Can you print the data exactly and leave out each image?
•••••
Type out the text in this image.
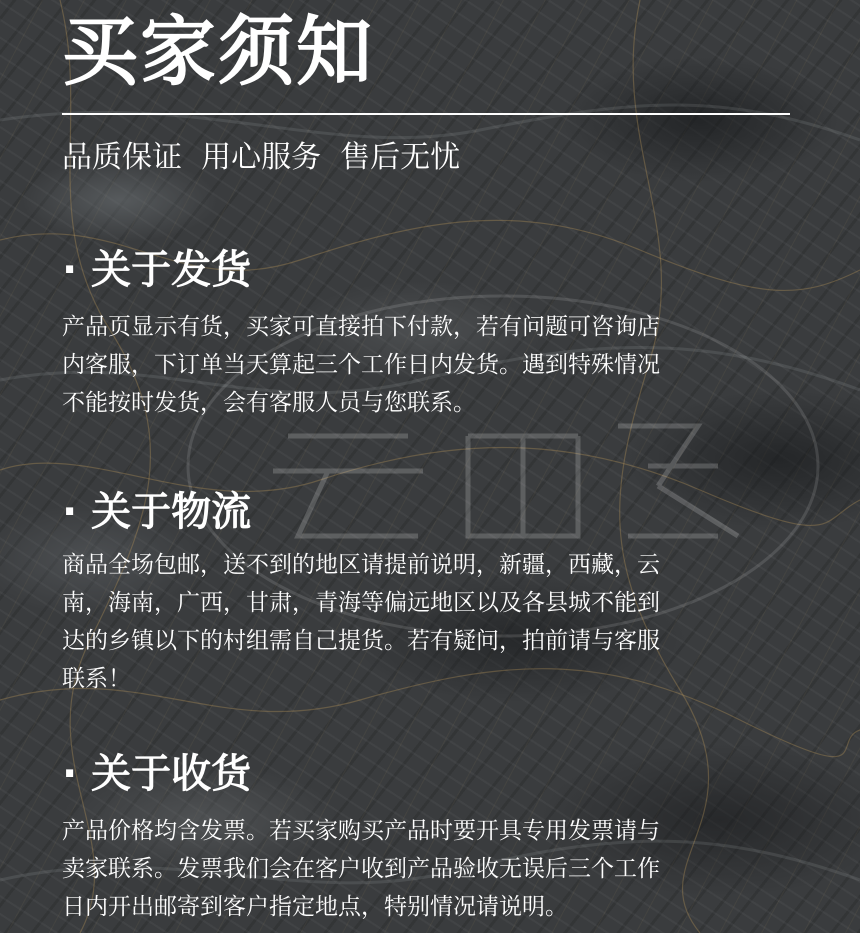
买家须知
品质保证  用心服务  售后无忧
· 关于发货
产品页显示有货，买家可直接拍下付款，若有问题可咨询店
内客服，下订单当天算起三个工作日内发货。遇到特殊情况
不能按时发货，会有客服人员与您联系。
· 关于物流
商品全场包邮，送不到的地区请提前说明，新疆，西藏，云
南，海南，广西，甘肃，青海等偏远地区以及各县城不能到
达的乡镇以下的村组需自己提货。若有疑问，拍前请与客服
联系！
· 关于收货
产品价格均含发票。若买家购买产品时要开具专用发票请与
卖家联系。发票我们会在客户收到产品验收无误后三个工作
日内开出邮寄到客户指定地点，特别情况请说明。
•••••
■ Solution below:
Type out the text in this image.
买家须知
品质保证  用心服务  售后无忧
· 关于发货
产品页显示有货，买家可直接拍下付款，若有问题可咨询店
内客服，下订单当天算起三个工作日内发货。遇到特殊情况
不能按时发货，会有客服人员与您联系。
· 关于物流
商品全场包邮，送不到的地区请提前说明，新疆，西藏，云
南，海南，广西，甘肃，青海等偏远地区以及各县城不能到
达的乡镇以下的村组需自己提货。若有疑问，拍前请与客服
联系！
· 关于收货
产品价格均含发票。若买家购买产品时要开具专用发票请与
卖家联系。发票我们会在客户收到产品验收无误后三个工作
日内开出邮寄到客户指定地点，特别情况请说明。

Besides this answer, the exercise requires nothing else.